**Set problem**.
Work out how many lines in the listing below include the word "market"; answer with the number alone.

======== Provided data ========

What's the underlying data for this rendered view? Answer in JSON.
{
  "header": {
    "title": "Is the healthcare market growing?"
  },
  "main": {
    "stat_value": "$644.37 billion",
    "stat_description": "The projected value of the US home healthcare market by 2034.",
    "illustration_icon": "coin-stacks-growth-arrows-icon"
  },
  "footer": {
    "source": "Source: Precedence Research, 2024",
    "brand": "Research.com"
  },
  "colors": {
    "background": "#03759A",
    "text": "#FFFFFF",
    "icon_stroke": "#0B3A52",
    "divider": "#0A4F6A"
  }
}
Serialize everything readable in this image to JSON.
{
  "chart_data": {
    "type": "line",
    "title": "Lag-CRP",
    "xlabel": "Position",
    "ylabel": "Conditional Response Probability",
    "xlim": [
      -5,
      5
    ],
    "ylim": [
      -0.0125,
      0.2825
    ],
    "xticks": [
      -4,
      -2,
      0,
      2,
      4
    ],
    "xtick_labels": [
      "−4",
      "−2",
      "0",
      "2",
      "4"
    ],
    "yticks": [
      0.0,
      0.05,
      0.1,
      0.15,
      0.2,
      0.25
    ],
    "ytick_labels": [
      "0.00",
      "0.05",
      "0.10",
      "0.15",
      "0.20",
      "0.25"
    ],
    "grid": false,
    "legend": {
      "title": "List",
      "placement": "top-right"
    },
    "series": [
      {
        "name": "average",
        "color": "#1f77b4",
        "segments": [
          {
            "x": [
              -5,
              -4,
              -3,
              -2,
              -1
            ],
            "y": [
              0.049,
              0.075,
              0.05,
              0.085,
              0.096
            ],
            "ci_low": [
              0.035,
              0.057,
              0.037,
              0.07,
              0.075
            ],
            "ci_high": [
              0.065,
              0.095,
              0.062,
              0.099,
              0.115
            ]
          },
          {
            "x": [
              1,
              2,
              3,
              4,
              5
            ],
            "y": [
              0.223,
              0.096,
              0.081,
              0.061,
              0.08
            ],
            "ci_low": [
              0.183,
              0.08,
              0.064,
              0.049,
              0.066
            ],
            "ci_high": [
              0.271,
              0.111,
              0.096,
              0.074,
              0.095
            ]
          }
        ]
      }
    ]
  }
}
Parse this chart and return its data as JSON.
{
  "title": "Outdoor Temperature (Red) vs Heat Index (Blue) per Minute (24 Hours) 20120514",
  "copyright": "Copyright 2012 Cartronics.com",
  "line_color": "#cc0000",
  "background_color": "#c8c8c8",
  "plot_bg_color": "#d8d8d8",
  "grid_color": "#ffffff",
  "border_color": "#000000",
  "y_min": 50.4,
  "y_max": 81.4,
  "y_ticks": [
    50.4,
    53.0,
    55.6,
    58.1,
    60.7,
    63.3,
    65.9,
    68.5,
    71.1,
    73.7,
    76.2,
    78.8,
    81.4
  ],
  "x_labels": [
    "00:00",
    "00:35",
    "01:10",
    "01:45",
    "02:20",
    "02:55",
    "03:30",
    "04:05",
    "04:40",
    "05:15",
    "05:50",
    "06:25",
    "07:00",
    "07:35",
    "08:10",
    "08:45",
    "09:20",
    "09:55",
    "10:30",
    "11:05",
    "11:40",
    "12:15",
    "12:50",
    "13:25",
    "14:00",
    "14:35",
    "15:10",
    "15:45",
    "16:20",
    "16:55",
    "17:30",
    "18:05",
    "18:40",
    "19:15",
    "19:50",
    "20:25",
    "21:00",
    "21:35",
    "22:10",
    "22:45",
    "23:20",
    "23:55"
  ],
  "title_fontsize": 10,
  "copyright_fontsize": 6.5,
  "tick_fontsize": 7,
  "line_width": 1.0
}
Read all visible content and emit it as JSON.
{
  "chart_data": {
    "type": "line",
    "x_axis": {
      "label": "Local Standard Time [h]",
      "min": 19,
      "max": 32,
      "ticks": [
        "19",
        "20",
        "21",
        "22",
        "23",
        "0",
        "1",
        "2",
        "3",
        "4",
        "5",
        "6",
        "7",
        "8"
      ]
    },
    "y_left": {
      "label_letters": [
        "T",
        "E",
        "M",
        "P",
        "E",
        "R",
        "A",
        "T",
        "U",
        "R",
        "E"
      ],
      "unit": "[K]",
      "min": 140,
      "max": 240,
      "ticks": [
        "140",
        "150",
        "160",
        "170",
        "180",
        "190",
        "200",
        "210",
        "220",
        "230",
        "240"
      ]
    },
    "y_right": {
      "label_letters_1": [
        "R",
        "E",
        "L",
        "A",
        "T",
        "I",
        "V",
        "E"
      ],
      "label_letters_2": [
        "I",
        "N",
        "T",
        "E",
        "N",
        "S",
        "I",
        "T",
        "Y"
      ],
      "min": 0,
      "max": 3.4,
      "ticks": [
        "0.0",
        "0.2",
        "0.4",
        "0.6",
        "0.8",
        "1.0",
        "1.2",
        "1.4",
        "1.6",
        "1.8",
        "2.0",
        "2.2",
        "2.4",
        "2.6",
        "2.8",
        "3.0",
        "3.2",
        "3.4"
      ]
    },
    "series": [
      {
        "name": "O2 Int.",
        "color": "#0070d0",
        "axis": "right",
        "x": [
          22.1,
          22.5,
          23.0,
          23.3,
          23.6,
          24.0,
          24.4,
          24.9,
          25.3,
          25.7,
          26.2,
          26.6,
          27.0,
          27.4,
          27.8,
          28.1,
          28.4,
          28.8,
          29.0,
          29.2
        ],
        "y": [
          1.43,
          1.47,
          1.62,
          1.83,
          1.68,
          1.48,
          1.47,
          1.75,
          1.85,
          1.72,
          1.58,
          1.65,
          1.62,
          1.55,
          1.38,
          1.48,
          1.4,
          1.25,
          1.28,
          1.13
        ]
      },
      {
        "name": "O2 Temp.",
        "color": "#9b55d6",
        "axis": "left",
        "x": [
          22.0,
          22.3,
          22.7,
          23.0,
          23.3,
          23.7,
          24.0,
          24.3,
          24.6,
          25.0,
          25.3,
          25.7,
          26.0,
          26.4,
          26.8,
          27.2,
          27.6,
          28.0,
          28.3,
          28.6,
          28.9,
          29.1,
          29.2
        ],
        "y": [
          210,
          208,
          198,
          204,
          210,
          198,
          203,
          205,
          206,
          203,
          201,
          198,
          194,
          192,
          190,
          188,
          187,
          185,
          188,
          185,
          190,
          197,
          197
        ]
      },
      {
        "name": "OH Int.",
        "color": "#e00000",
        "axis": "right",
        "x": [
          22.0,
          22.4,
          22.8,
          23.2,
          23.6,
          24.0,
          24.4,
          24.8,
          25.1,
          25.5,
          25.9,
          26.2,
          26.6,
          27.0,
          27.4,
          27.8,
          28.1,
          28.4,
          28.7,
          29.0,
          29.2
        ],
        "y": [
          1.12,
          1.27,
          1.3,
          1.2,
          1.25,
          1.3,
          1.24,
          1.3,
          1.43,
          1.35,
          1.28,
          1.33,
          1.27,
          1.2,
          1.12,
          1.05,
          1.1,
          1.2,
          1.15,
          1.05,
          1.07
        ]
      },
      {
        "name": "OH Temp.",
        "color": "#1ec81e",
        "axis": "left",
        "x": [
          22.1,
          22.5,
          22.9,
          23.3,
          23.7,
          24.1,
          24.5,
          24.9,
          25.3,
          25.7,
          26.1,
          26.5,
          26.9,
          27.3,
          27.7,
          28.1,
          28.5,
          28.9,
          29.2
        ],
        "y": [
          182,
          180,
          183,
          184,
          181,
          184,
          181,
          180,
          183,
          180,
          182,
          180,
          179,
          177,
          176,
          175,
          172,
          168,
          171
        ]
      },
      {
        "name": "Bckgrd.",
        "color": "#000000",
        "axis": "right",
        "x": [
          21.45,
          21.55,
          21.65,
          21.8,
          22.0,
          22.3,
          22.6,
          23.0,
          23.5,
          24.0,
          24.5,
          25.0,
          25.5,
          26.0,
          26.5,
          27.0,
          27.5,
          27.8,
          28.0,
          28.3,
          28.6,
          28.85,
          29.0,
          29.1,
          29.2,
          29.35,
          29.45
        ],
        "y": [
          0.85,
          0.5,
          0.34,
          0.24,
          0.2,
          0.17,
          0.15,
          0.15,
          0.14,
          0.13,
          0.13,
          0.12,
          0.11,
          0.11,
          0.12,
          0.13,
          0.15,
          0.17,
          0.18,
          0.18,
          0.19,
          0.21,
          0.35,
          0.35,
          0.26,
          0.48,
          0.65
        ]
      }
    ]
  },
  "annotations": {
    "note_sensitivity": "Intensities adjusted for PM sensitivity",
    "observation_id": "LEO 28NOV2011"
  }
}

========

**Response**.
2